Aim:
From the entries that follow, extract each line holding the string "privateers".

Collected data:
'''
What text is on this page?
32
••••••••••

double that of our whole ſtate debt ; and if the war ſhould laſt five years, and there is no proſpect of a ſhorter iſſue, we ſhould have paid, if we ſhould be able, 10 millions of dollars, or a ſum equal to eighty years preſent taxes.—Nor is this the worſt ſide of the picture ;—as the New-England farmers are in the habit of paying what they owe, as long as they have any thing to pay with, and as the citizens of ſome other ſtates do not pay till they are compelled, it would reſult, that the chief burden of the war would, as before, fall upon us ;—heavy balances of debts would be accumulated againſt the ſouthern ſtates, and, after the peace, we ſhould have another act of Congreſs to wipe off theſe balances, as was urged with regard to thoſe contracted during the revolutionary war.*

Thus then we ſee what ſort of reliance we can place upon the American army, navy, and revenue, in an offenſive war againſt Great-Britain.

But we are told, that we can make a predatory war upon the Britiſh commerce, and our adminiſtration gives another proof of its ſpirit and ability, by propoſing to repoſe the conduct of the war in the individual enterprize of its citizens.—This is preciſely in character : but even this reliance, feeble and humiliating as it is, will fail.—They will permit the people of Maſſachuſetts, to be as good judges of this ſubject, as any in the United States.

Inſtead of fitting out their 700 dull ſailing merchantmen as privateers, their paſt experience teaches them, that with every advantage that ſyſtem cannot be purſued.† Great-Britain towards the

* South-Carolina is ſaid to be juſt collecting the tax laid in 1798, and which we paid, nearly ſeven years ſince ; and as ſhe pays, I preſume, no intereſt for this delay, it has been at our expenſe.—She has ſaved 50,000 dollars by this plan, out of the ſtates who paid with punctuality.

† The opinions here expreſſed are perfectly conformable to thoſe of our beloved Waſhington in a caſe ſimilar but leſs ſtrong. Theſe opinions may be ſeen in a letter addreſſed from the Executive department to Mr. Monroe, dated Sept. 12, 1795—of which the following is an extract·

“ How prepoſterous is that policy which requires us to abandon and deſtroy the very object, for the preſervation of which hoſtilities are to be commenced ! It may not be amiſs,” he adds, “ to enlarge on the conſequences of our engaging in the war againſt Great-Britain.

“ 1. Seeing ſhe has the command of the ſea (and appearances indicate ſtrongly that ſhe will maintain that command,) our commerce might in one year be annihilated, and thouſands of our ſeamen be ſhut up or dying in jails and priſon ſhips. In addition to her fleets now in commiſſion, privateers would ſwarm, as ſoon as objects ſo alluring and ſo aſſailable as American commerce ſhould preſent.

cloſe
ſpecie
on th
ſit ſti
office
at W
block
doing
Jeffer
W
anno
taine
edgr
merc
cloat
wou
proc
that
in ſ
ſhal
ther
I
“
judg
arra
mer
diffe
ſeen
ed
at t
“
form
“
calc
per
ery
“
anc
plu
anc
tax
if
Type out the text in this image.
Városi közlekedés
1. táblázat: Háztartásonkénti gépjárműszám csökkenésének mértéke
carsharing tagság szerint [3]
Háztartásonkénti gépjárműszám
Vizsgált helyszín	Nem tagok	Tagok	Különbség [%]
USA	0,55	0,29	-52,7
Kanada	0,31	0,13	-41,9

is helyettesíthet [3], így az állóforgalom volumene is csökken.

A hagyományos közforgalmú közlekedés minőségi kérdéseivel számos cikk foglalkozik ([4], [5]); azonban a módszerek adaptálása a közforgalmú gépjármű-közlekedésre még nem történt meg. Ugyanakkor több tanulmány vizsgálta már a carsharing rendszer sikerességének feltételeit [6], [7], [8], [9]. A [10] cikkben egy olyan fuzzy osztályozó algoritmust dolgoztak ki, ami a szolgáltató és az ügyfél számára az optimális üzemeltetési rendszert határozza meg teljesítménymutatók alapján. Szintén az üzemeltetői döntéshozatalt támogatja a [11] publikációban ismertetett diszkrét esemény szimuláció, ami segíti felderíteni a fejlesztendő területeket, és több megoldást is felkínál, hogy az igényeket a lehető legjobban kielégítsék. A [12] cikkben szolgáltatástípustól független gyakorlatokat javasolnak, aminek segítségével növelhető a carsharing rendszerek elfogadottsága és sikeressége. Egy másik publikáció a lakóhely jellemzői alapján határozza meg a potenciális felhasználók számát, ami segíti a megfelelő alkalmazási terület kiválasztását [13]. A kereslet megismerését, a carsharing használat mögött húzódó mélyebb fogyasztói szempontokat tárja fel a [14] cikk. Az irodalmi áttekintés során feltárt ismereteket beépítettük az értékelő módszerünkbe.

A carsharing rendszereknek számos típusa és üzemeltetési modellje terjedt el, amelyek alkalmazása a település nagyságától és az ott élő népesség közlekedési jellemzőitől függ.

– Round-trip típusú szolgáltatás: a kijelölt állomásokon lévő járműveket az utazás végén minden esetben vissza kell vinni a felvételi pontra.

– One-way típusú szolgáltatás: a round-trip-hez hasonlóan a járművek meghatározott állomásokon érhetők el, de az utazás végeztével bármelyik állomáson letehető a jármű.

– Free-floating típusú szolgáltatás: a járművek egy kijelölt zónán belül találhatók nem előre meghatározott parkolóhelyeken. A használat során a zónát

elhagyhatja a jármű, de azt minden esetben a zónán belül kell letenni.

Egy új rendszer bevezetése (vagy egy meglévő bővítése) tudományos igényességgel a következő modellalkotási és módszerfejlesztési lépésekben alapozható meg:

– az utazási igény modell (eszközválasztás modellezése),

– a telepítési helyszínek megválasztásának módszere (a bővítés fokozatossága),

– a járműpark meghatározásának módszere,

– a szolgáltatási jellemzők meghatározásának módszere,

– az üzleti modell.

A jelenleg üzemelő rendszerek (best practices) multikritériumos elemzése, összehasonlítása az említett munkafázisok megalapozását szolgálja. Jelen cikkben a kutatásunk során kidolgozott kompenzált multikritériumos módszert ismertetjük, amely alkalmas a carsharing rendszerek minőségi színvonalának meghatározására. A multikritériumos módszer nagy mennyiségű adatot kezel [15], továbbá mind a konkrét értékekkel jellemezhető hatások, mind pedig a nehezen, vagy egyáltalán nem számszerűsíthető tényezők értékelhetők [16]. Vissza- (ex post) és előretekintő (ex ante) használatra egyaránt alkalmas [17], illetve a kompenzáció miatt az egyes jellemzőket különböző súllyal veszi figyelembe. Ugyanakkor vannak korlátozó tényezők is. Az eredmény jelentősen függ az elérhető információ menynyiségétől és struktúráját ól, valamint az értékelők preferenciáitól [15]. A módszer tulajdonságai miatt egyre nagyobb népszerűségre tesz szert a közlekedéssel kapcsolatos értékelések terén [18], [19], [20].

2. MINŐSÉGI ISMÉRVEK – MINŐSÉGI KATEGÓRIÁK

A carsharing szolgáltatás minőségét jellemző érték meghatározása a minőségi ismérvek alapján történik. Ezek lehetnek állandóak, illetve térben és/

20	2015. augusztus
'''
Task answer:
Inſtead of fitting out their 700 dull ſailing merchantmen as privateers, their paſt experience teaches them, that with every advantage that ſyſtem cannot be purſued.† Great-Britain towards the
“ 1. Seeing ſhe has the command of the ſea (and appearances indicate ſtrongly that ſhe will maintain that command,) our commerce might in one year be annihilated, and thouſands of our ſeamen be ſhut up or dying in jails and priſon ſhips. In addition to her fleets now in commiſſion, privateers would ſwarm, as ſoon as objects ſo alluring and ſo aſſailable as American commerce ſhould preſent.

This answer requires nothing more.